## Annotated region listings
######

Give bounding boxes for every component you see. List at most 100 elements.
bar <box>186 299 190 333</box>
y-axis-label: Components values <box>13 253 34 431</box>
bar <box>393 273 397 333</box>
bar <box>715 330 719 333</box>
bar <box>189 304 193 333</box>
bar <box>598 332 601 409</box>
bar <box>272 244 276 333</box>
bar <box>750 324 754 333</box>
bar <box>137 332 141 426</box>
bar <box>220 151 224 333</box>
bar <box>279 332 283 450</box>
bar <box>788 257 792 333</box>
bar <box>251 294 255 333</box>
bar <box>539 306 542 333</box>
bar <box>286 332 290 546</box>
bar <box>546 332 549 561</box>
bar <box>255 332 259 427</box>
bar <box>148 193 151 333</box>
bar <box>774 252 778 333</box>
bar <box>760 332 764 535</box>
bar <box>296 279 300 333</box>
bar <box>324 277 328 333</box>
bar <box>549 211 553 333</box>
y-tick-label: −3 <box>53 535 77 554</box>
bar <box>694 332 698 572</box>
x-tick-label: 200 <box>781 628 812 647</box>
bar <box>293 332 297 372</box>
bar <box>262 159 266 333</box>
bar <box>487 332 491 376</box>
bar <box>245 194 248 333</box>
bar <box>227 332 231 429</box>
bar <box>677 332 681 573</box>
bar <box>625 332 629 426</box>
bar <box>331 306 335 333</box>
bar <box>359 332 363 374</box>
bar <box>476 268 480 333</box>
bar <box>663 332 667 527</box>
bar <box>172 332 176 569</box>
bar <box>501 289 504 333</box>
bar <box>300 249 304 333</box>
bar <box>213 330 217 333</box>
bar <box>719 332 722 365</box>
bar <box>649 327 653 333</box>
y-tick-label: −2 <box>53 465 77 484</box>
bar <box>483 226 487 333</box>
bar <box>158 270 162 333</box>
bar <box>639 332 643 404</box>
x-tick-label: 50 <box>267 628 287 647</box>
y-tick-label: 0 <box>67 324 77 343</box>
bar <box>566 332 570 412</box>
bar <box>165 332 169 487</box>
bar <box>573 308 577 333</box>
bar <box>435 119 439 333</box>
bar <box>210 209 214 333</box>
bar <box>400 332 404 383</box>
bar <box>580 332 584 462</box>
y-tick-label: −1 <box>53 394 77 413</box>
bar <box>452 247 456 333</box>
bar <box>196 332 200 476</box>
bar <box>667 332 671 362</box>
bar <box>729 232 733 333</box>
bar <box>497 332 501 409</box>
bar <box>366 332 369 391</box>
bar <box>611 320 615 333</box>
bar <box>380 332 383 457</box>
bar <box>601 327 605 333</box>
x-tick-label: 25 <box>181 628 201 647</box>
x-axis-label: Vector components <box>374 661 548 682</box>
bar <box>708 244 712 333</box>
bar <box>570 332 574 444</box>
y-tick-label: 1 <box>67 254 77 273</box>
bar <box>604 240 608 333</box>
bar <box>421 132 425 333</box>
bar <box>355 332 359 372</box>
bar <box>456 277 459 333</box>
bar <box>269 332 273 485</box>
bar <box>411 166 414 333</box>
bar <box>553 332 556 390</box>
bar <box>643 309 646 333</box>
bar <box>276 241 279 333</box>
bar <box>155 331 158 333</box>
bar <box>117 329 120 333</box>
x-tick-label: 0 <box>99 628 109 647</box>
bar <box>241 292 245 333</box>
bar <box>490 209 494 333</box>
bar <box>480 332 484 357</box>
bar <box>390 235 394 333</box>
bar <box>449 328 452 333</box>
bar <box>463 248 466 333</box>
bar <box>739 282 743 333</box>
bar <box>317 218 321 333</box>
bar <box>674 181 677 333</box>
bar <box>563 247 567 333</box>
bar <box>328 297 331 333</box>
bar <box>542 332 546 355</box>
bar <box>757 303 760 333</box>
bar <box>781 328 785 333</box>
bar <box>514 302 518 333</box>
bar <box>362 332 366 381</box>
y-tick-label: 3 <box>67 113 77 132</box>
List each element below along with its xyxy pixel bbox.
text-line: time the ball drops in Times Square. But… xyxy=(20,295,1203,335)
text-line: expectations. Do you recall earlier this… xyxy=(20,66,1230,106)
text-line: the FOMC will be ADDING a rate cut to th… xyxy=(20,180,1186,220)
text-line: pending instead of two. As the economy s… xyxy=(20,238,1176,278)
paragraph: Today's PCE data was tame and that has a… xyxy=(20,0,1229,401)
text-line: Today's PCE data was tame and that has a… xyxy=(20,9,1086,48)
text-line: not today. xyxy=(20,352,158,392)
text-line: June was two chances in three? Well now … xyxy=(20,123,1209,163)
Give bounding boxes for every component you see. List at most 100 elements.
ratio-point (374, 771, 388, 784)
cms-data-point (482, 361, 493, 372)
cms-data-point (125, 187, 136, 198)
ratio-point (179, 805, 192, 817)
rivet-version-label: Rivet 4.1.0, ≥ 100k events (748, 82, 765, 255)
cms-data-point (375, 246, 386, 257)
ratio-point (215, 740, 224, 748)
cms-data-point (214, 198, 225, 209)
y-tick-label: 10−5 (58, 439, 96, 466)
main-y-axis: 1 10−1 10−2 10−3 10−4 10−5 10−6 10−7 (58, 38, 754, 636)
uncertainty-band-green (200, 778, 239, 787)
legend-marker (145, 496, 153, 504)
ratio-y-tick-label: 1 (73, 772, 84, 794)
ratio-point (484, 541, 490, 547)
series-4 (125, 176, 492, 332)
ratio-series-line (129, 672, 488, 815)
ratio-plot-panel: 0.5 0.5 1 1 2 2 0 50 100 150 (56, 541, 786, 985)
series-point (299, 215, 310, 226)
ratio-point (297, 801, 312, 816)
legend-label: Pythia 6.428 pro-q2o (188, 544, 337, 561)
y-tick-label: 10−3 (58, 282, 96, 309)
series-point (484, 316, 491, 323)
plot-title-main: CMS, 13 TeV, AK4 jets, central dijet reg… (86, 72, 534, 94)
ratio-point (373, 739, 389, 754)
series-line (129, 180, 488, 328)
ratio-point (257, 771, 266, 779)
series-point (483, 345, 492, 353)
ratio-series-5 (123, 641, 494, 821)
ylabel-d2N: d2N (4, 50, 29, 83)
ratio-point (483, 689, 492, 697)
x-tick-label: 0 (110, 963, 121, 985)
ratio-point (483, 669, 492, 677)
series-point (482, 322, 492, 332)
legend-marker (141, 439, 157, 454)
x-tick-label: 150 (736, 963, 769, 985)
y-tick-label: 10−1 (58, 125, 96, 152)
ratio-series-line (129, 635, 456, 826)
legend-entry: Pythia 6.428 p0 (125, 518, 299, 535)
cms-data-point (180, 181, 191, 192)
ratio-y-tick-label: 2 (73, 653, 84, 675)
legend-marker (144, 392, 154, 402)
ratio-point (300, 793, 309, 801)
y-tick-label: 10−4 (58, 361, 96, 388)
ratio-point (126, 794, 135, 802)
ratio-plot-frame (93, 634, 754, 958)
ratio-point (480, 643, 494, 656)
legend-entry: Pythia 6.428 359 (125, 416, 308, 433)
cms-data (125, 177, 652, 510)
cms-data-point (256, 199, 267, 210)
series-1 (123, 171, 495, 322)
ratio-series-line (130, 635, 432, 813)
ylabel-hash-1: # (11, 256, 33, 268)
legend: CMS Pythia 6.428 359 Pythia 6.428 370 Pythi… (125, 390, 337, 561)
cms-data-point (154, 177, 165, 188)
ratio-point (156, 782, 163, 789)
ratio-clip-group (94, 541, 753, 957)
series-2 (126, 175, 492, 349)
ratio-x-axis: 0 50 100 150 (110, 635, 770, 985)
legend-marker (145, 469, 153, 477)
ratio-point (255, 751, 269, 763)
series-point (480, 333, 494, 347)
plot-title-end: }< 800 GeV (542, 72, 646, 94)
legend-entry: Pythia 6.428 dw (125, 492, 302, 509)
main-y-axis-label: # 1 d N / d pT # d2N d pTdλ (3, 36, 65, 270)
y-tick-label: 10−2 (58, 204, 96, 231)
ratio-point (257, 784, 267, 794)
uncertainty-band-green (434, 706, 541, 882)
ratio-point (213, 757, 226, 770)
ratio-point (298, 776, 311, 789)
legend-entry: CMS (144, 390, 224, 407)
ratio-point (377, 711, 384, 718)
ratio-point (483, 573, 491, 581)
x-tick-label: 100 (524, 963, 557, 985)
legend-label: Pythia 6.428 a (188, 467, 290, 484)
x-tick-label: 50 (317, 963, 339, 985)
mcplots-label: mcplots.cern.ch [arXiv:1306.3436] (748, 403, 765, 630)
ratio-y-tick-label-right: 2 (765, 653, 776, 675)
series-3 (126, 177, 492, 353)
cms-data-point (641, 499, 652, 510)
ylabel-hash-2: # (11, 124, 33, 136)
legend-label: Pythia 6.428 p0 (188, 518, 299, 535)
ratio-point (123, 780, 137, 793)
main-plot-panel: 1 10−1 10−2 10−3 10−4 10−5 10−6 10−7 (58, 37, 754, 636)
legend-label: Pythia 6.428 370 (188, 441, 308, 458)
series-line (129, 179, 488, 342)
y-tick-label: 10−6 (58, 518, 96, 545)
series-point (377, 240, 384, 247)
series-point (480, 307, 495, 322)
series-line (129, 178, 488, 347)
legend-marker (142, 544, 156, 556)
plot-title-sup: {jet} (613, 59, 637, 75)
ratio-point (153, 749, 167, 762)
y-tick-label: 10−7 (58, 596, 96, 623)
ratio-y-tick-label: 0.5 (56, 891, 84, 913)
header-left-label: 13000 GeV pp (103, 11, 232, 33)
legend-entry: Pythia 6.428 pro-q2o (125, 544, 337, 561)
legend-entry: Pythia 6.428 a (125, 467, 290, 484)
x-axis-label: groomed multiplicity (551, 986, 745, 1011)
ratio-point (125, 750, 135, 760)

######

## Your instructions
Reproduce the lines exactly as they appear, starting at the first line of the records and ending with the line that contains "bar <box>694 332 698 572</box>", including both.

## Solution for this exercise
Give bounding boxes for every component you see. List at most 100 elements.
bar <box>186 299 190 333</box>
y-axis-label: Components values <box>13 253 34 431</box>
bar <box>393 273 397 333</box>
bar <box>715 330 719 333</box>
bar <box>189 304 193 333</box>
bar <box>598 332 601 409</box>
bar <box>272 244 276 333</box>
bar <box>750 324 754 333</box>
bar <box>137 332 141 426</box>
bar <box>220 151 224 333</box>
bar <box>279 332 283 450</box>
bar <box>788 257 792 333</box>
bar <box>251 294 255 333</box>
bar <box>539 306 542 333</box>
bar <box>286 332 290 546</box>
bar <box>546 332 549 561</box>
bar <box>255 332 259 427</box>
bar <box>148 193 151 333</box>
bar <box>774 252 778 333</box>
bar <box>760 332 764 535</box>
bar <box>296 279 300 333</box>
bar <box>324 277 328 333</box>
bar <box>549 211 553 333</box>
y-tick-label: −3 <box>53 535 77 554</box>
bar <box>694 332 698 572</box>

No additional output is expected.